(begin)

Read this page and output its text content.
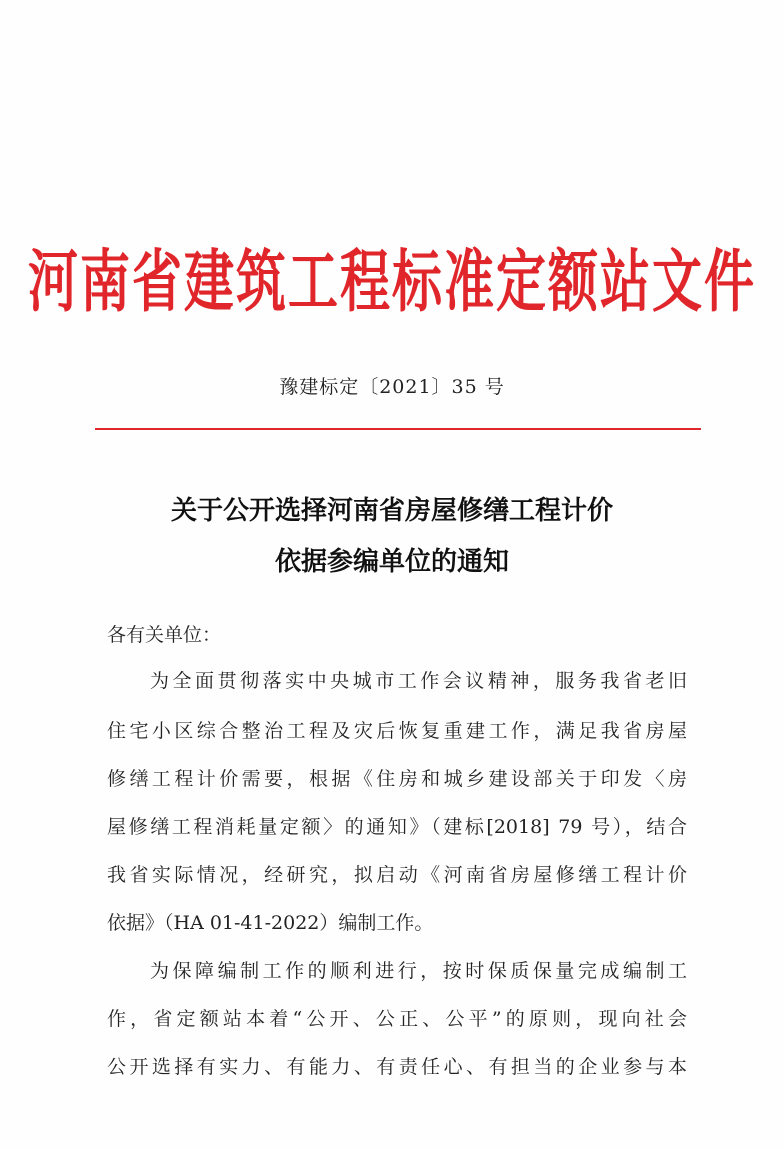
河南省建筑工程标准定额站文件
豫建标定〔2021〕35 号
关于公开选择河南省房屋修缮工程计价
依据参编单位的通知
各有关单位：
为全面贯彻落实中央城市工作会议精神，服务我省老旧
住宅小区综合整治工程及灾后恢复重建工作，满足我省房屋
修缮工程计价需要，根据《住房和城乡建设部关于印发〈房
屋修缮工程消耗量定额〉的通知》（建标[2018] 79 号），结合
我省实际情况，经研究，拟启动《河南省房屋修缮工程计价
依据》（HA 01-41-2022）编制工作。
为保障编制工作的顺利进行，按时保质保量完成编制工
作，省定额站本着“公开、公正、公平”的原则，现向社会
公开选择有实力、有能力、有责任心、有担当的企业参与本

(end)

STATED TASK :: Extract the full listing above verbatim; pictures are to be left out of the copy.

THE RESULT ::
Read this page and output its text content.
河南省建筑工程标准定额站文件
豫建标定〔2021〕35 号
关于公开选择河南省房屋修缮工程计价
依据参编单位的通知
各有关单位：
为全面贯彻落实中央城市工作会议精神，服务我省老旧
住宅小区综合整治工程及灾后恢复重建工作，满足我省房屋
修缮工程计价需要，根据《住房和城乡建设部关于印发〈房
屋修缮工程消耗量定额〉的通知》（建标[2018] 79 号），结合
我省实际情况，经研究，拟启动《河南省房屋修缮工程计价
依据》（HA 01-41-2022）编制工作。
为保障编制工作的顺利进行，按时保质保量完成编制工
作，省定额站本着“公开、公正、公平”的原则，现向社会
公开选择有实力、有能力、有责任心、有担当的企业参与本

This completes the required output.